---------- Recorded information ----------
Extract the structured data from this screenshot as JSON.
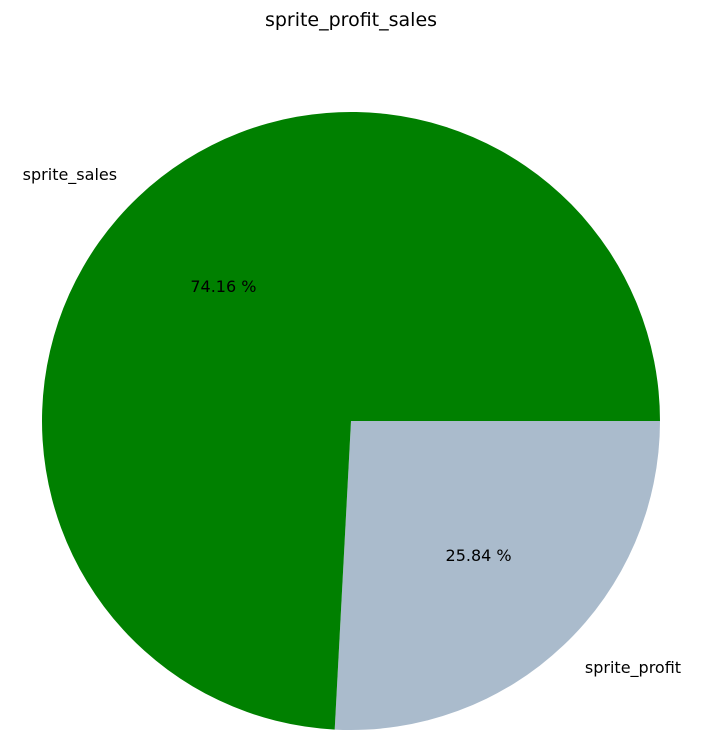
{
  "chart_data": {
    "type": "pie",
    "title": "sprite_profit_sales",
    "slices": [
      {
        "label": "sprite_profit",
        "value": 25.84,
        "pct_label": "25.84 %",
        "color": "#aabbcc"
      },
      {
        "label": "sprite_sales",
        "value": 74.16,
        "pct_label": "74.16 %",
        "color": "#008000"
      }
    ],
    "start_angle_deg": 0,
    "direction": "clockwise",
    "legend": false
  }
}
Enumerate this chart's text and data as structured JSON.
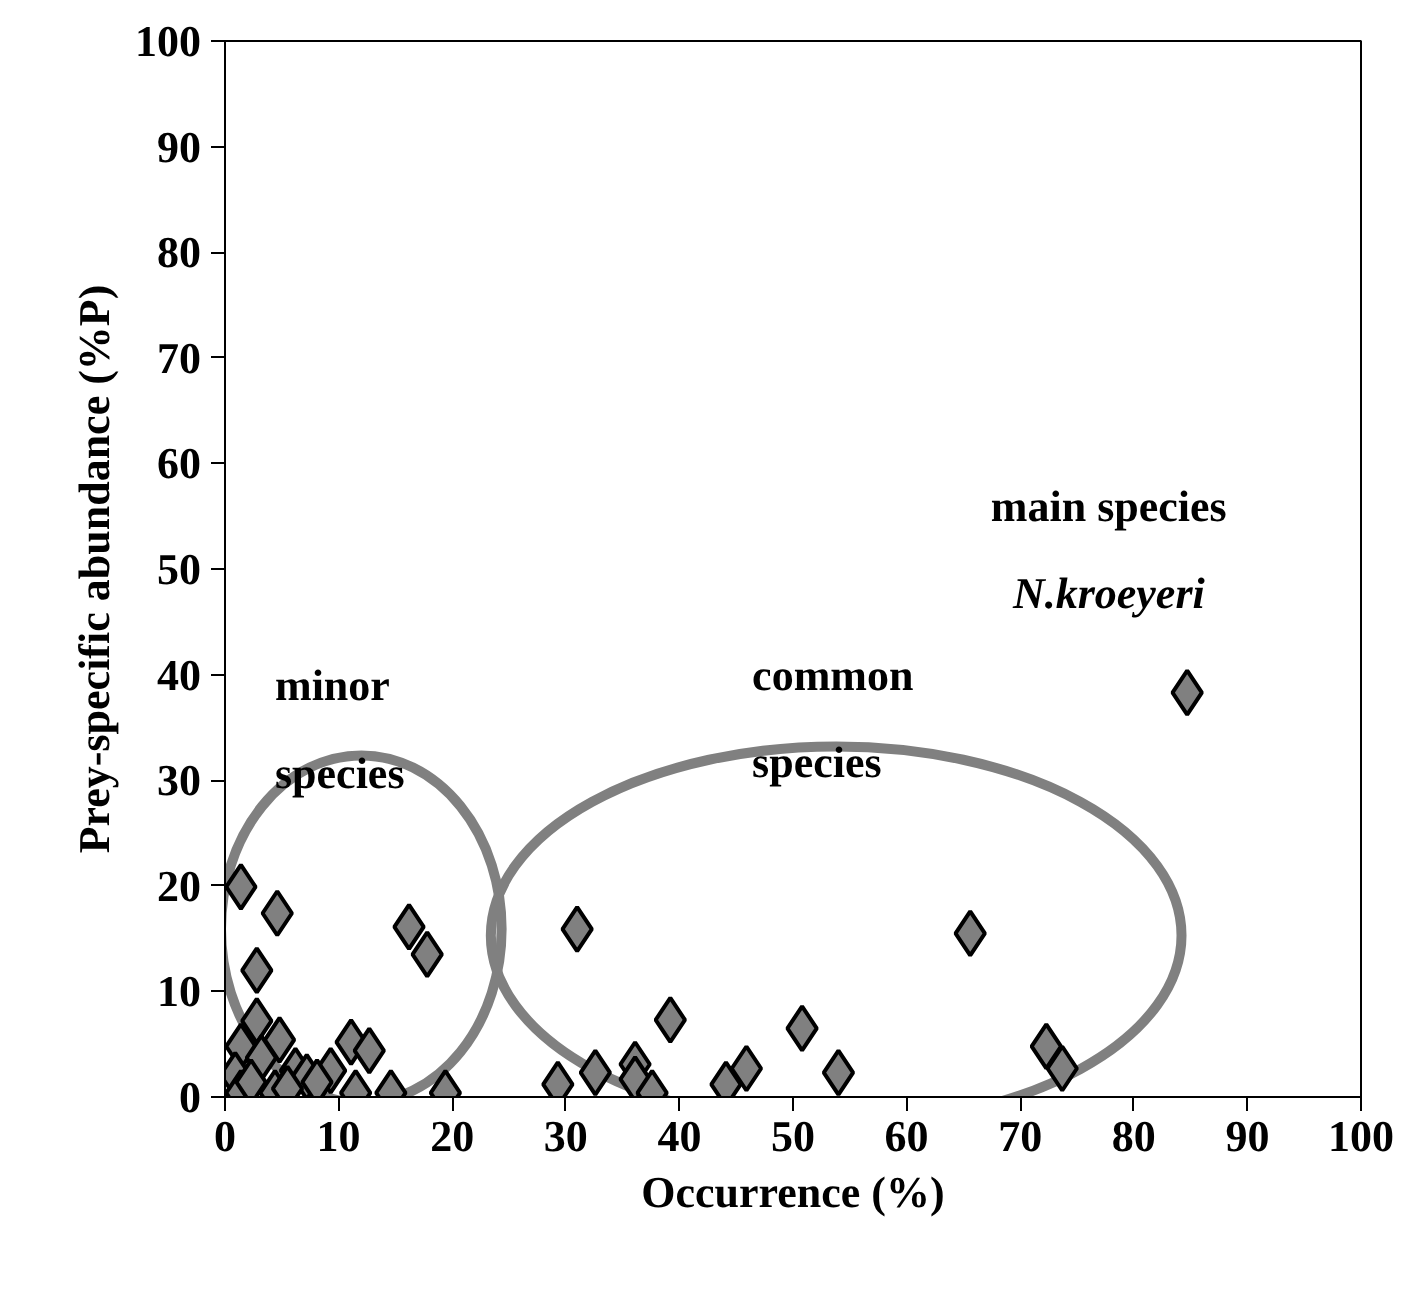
{
  "chart_data": {
    "type": "scatter",
    "xlabel": "Occurrence (%)",
    "ylabel": "Prey-specific abundance (%P)",
    "xlim": [
      0,
      100
    ],
    "ylim": [
      0,
      100
    ],
    "xticks": [
      0,
      10,
      20,
      30,
      40,
      50,
      60,
      70,
      80,
      90,
      100
    ],
    "yticks": [
      0,
      10,
      20,
      30,
      40,
      50,
      60,
      70,
      80,
      90,
      100
    ],
    "grid": false,
    "marker": "diamond",
    "series": [
      {
        "color": "#808080",
        "x": [
          1.4,
          4.6,
          2.8,
          16.2,
          17.8,
          2.8,
          1.4,
          4.8,
          3.2,
          11.1,
          12.7,
          0.9,
          6.2,
          7.2,
          9.3,
          1.4,
          4.4,
          11.5,
          14.6,
          19.4,
          2.3,
          5.5,
          8.1,
          31.0,
          29.3,
          32.6,
          36.1,
          36.1,
          37.6,
          39.2,
          44.1,
          45.9,
          50.8,
          54.0,
          65.6,
          72.3,
          73.7,
          84.7
        ],
        "values": [
          19.9,
          17.4,
          12.0,
          16.1,
          13.5,
          7.2,
          4.8,
          5.4,
          3.7,
          5.2,
          4.4,
          2.1,
          2.5,
          1.9,
          2.5,
          0.4,
          0.4,
          0.4,
          0.4,
          0.4,
          1.4,
          0.8,
          1.4,
          15.9,
          1.2,
          2.3,
          3.1,
          1.7,
          0.4,
          7.3,
          1.2,
          2.7,
          6.5,
          2.3,
          15.5,
          4.8,
          2.7,
          38.3
        ]
      }
    ],
    "annotations": [
      "minor\nspecies",
      "common\nspecies",
      "main species\nN.kroeyeri"
    ]
  }
}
----------
* **Objective**
Without the pictures, print the records in full, exactly as they appear.

* **Output**
Extract the structured data from this screenshot as JSON.
{
  "chart_data": {
    "type": "pie",
    "title": "sprite_profit_sales",
    "slices": [
      {
        "label": "sprite_profit",
        "value": 25.84,
        "pct_label": "25.84 %",
        "color": "#aabbcc"
      },
      {
        "label": "sprite_sales",
        "value": 74.16,
        "pct_label": "74.16 %",
        "color": "#008000"
      }
    ],
    "start_angle_deg": 0,
    "direction": "clockwise",
    "legend": false
  }
}
Enumerate this chart's text and data as structured JSON.
{
  "chart_data": {
    "type": "scatter",
    "xlabel": "Occurrence (%)",
    "ylabel": "Prey-specific abundance (%P)",
    "xlim": [
      0,
      100
    ],
    "ylim": [
      0,
      100
    ],
    "xticks": [
      0,
      10,
      20,
      30,
      40,
      50,
      60,
      70,
      80,
      90,
      100
    ],
    "yticks": [
      0,
      10,
      20,
      30,
      40,
      50,
      60,
      70,
      80,
      90,
      100
    ],
    "grid": false,
    "marker": "diamond",
    "series": [
      {
        "color": "#808080",
        "x": [
          1.4,
          4.6,
          2.8,
          16.2,
          17.8,
          2.8,
          1.4,
          4.8,
          3.2,
          11.1,
          12.7,
          0.9,
          6.2,
          7.2,
          9.3,
          1.4,
          4.4,
          11.5,
          14.6,
          19.4,
          2.3,
          5.5,
          8.1,
          31.0,
          29.3,
          32.6,
          36.1,
          36.1,
          37.6,
          39.2,
          44.1,
          45.9,
          50.8,
          54.0,
          65.6,
          72.3,
          73.7,
          84.7
        ],
        "values": [
          19.9,
          17.4,
          12.0,
          16.1,
          13.5,
          7.2,
          4.8,
          5.4,
          3.7,
          5.2,
          4.4,
          2.1,
          2.5,
          1.9,
          2.5,
          0.4,
          0.4,
          0.4,
          0.4,
          0.4,
          1.4,
          0.8,
          1.4,
          15.9,
          1.2,
          2.3,
          3.1,
          1.7,
          0.4,
          7.3,
          1.2,
          2.7,
          6.5,
          2.3,
          15.5,
          4.8,
          2.7,
          38.3
        ]
      }
    ],
    "annotations": [
      "minor\nspecies",
      "common\nspecies",
      "main species\nN.kroeyeri"
    ]
  }
}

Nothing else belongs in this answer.